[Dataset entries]
------------------------------------------------------------
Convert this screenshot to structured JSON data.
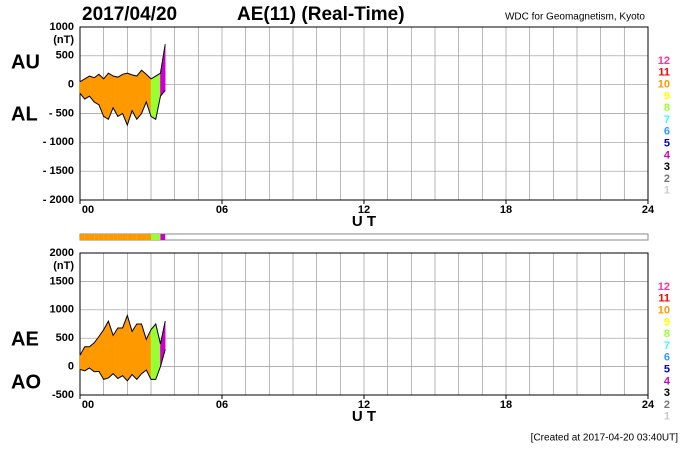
{
  "title_date": "2017/04/20",
  "title": "AE(11) (Real-Time)",
  "source": "WDC for Geomagnetism, Kyoto",
  "footer": "[Created at 2017-04-20 03:40UT]",
  "chart_data": [
    {
      "type": "area-band",
      "ylabel": "(nT)",
      "xlabel": "U T",
      "labels": [
        "AU",
        "AL"
      ],
      "x": [
        0,
        0.2,
        0.4,
        0.6,
        0.8,
        1.0,
        1.2,
        1.4,
        1.6,
        1.8,
        2.0,
        2.2,
        2.4,
        2.6,
        2.8,
        3.0,
        3.2,
        3.4,
        3.6
      ],
      "series": [
        {
          "name": "AU",
          "color": "#000000",
          "values": [
            50,
            100,
            150,
            120,
            180,
            100,
            200,
            150,
            130,
            180,
            200,
            170,
            150,
            250,
            180,
            100,
            150,
            200,
            700
          ]
        },
        {
          "name": "AL",
          "color": "#000000",
          "values": [
            -150,
            -250,
            -200,
            -300,
            -350,
            -550,
            -600,
            -400,
            -550,
            -500,
            -700,
            -450,
            -600,
            -500,
            -300,
            -550,
            -600,
            -200,
            -100
          ]
        }
      ],
      "stations": [
        10,
        10,
        10,
        10,
        10,
        10,
        10,
        10,
        10,
        10,
        10,
        10,
        10,
        10,
        10,
        8,
        8,
        4,
        4
      ],
      "xlim": [
        0,
        24
      ],
      "xticks": [
        {
          "value": 0,
          "label": "00"
        },
        {
          "value": 6,
          "label": "06"
        },
        12,
        18,
        24
      ],
      "ylim": [
        -2000,
        1000
      ],
      "yticks": [
        1000,
        500,
        0,
        {
          "value": -500,
          "label": "- 500"
        },
        {
          "value": -1000,
          "label": "- 1000"
        },
        {
          "value": -1500,
          "label": "- 1500"
        },
        {
          "value": -2000,
          "label": "- 2000"
        }
      ],
      "grid": true,
      "legend": [
        {
          "label": "12",
          "color": "#ff3399"
        },
        {
          "label": "11",
          "color": "#ff0000"
        },
        {
          "label": "10",
          "color": "#ff9900"
        },
        {
          "label": "9",
          "color": "#ffff00"
        },
        {
          "label": "8",
          "color": "#99ff33"
        },
        {
          "label": "7",
          "color": "#33ffff"
        },
        {
          "label": "6",
          "color": "#3399ff"
        },
        {
          "label": "5",
          "color": "#0000cc"
        },
        {
          "label": "4",
          "color": "#cc00cc"
        },
        {
          "label": "3",
          "color": "#000000"
        },
        {
          "label": "2",
          "color": "#777777"
        },
        {
          "label": "1",
          "color": "#cccccc"
        }
      ]
    },
    {
      "type": "area-band",
      "ylabel": "(nT)",
      "xlabel": "U T",
      "labels": [
        "AE",
        "AO"
      ],
      "x": [
        0,
        0.2,
        0.4,
        0.6,
        0.8,
        1.0,
        1.2,
        1.4,
        1.6,
        1.8,
        2.0,
        2.2,
        2.4,
        2.6,
        2.8,
        3.0,
        3.2,
        3.4,
        3.6
      ],
      "series": [
        {
          "name": "AE",
          "color": "#000000",
          "values": [
            200,
            350,
            350,
            420,
            530,
            650,
            800,
            550,
            680,
            680,
            900,
            620,
            750,
            750,
            480,
            650,
            750,
            400,
            800
          ]
        },
        {
          "name": "AO",
          "color": "#000000",
          "values": [
            -50,
            -75,
            -25,
            -90,
            -85,
            -225,
            -200,
            -125,
            -210,
            -160,
            -250,
            -140,
            -225,
            -125,
            -60,
            -225,
            -225,
            0,
            300
          ]
        }
      ],
      "stations": [
        10,
        10,
        10,
        10,
        10,
        10,
        10,
        10,
        10,
        10,
        10,
        10,
        10,
        10,
        10,
        8,
        8,
        4,
        4
      ],
      "xlim": [
        0,
        24
      ],
      "xticks": [
        {
          "value": 0,
          "label": "00"
        },
        {
          "value": 6,
          "label": "06"
        },
        12,
        18,
        24
      ],
      "ylim": [
        -500,
        2000
      ],
      "yticks": [
        2000,
        1500,
        1000,
        500,
        0,
        -500
      ],
      "grid": true,
      "legend": [
        {
          "label": "12",
          "color": "#ff3399"
        },
        {
          "label": "11",
          "color": "#ff0000"
        },
        {
          "label": "10",
          "color": "#ff9900"
        },
        {
          "label": "9",
          "color": "#ffff00"
        },
        {
          "label": "8",
          "color": "#99ff33"
        },
        {
          "label": "7",
          "color": "#33ffff"
        },
        {
          "label": "6",
          "color": "#3399ff"
        },
        {
          "label": "5",
          "color": "#0000cc"
        },
        {
          "label": "4",
          "color": "#cc00cc"
        },
        {
          "label": "3",
          "color": "#000000"
        },
        {
          "label": "2",
          "color": "#777777"
        },
        {
          "label": "1",
          "color": "#cccccc"
        }
      ]
    }
  ]
}
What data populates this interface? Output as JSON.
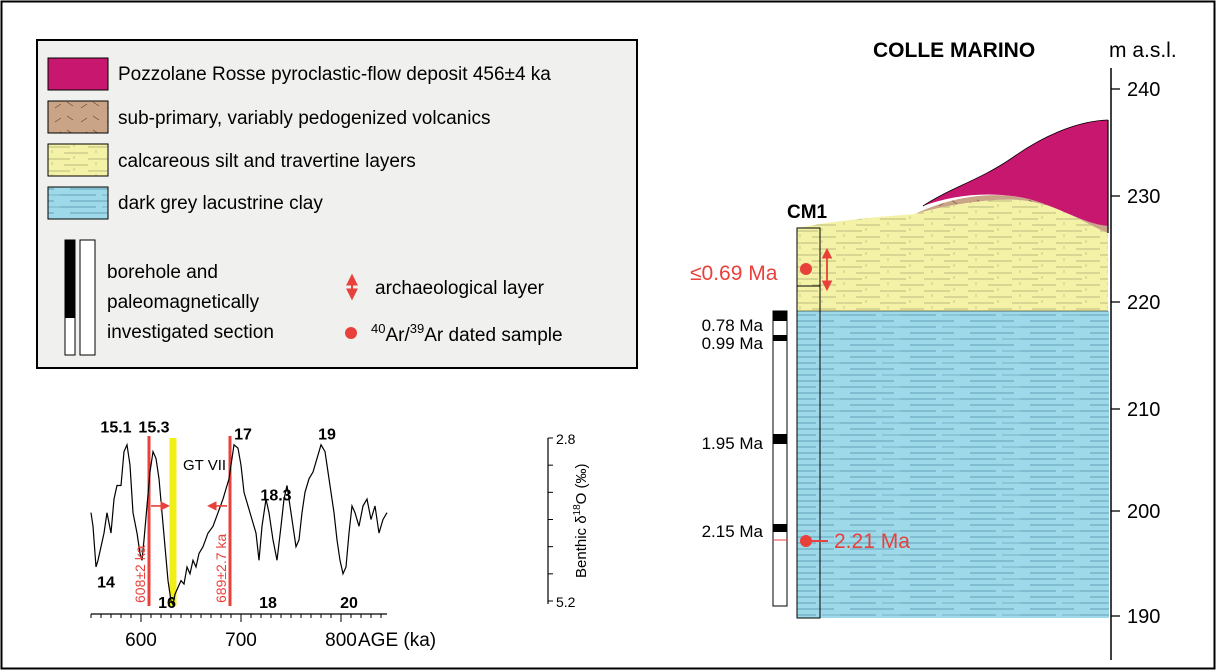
------------------------------------------------------------
** WHAT IS REQUIRED **
Print each of the records above exactly as written, leaving no picture in the copy.

** SOLUTION TO THIS EXERCISE **
Convert this screenshot to structured JSON data.
{
  "title_date": "2017/04/20",
  "title": "AE(11) (Real-Time)",
  "source": "WDC for Geomagnetism, Kyoto",
  "footer": "[Created at 2017-04-20 03:40UT]",
  "chart_data": [
    {
      "type": "area-band",
      "ylabel": "(nT)",
      "xlabel": "U T",
      "labels": [
        "AU",
        "AL"
      ],
      "x": [
        0,
        0.2,
        0.4,
        0.6,
        0.8,
        1.0,
        1.2,
        1.4,
        1.6,
        1.8,
        2.0,
        2.2,
        2.4,
        2.6,
        2.8,
        3.0,
        3.2,
        3.4,
        3.6
      ],
      "series": [
        {
          "name": "AU",
          "color": "#000000",
          "values": [
            50,
            100,
            150,
            120,
            180,
            100,
            200,
            150,
            130,
            180,
            200,
            170,
            150,
            250,
            180,
            100,
            150,
            200,
            700
          ]
        },
        {
          "name": "AL",
          "color": "#000000",
          "values": [
            -150,
            -250,
            -200,
            -300,
            -350,
            -550,
            -600,
            -400,
            -550,
            -500,
            -700,
            -450,
            -600,
            -500,
            -300,
            -550,
            -600,
            -200,
            -100
          ]
        }
      ],
      "stations": [
        10,
        10,
        10,
        10,
        10,
        10,
        10,
        10,
        10,
        10,
        10,
        10,
        10,
        10,
        10,
        8,
        8,
        4,
        4
      ],
      "xlim": [
        0,
        24
      ],
      "xticks": [
        {
          "value": 0,
          "label": "00"
        },
        {
          "value": 6,
          "label": "06"
        },
        12,
        18,
        24
      ],
      "ylim": [
        -2000,
        1000
      ],
      "yticks": [
        1000,
        500,
        0,
        {
          "value": -500,
          "label": "- 500"
        },
        {
          "value": -1000,
          "label": "- 1000"
        },
        {
          "value": -1500,
          "label": "- 1500"
        },
        {
          "value": -2000,
          "label": "- 2000"
        }
      ],
      "grid": true,
      "legend": [
        {
          "label": "12",
          "color": "#ff3399"
        },
        {
          "label": "11",
          "color": "#ff0000"
        },
        {
          "label": "10",
          "color": "#ff9900"
        },
        {
          "label": "9",
          "color": "#ffff00"
        },
        {
          "label": "8",
          "color": "#99ff33"
        },
        {
          "label": "7",
          "color": "#33ffff"
        },
        {
          "label": "6",
          "color": "#3399ff"
        },
        {
          "label": "5",
          "color": "#0000cc"
        },
        {
          "label": "4",
          "color": "#cc00cc"
        },
        {
          "label": "3",
          "color": "#000000"
        },
        {
          "label": "2",
          "color": "#777777"
        },
        {
          "label": "1",
          "color": "#cccccc"
        }
      ]
    },
    {
      "type": "area-band",
      "ylabel": "(nT)",
      "xlabel": "U T",
      "labels": [
        "AE",
        "AO"
      ],
      "x": [
        0,
        0.2,
        0.4,
        0.6,
        0.8,
        1.0,
        1.2,
        1.4,
        1.6,
        1.8,
        2.0,
        2.2,
        2.4,
        2.6,
        2.8,
        3.0,
        3.2,
        3.4,
        3.6
      ],
      "series": [
        {
          "name": "AE",
          "color": "#000000",
          "values": [
            200,
            350,
            350,
            420,
            530,
            650,
            800,
            550,
            680,
            680,
            900,
            620,
            750,
            750,
            480,
            650,
            750,
            400,
            800
          ]
        },
        {
          "name": "AO",
          "color": "#000000",
          "values": [
            -50,
            -75,
            -25,
            -90,
            -85,
            -225,
            -200,
            -125,
            -210,
            -160,
            -250,
            -140,
            -225,
            -125,
            -60,
            -225,
            -225,
            0,
            300
          ]
        }
      ],
      "stations": [
        10,
        10,
        10,
        10,
        10,
        10,
        10,
        10,
        10,
        10,
        10,
        10,
        10,
        10,
        10,
        8,
        8,
        4,
        4
      ],
      "xlim": [
        0,
        24
      ],
      "xticks": [
        {
          "value": 0,
          "label": "00"
        },
        {
          "value": 6,
          "label": "06"
        },
        12,
        18,
        24
      ],
      "ylim": [
        -500,
        2000
      ],
      "yticks": [
        2000,
        1500,
        1000,
        500,
        0,
        -500
      ],
      "grid": true,
      "legend": [
        {
          "label": "12",
          "color": "#ff3399"
        },
        {
          "label": "11",
          "color": "#ff0000"
        },
        {
          "label": "10",
          "color": "#ff9900"
        },
        {
          "label": "9",
          "color": "#ffff00"
        },
        {
          "label": "8",
          "color": "#99ff33"
        },
        {
          "label": "7",
          "color": "#33ffff"
        },
        {
          "label": "6",
          "color": "#3399ff"
        },
        {
          "label": "5",
          "color": "#0000cc"
        },
        {
          "label": "4",
          "color": "#cc00cc"
        },
        {
          "label": "3",
          "color": "#000000"
        },
        {
          "label": "2",
          "color": "#777777"
        },
        {
          "label": "1",
          "color": "#cccccc"
        }
      ]
    }
  ]
}
What data populates this interface? Output as JSON.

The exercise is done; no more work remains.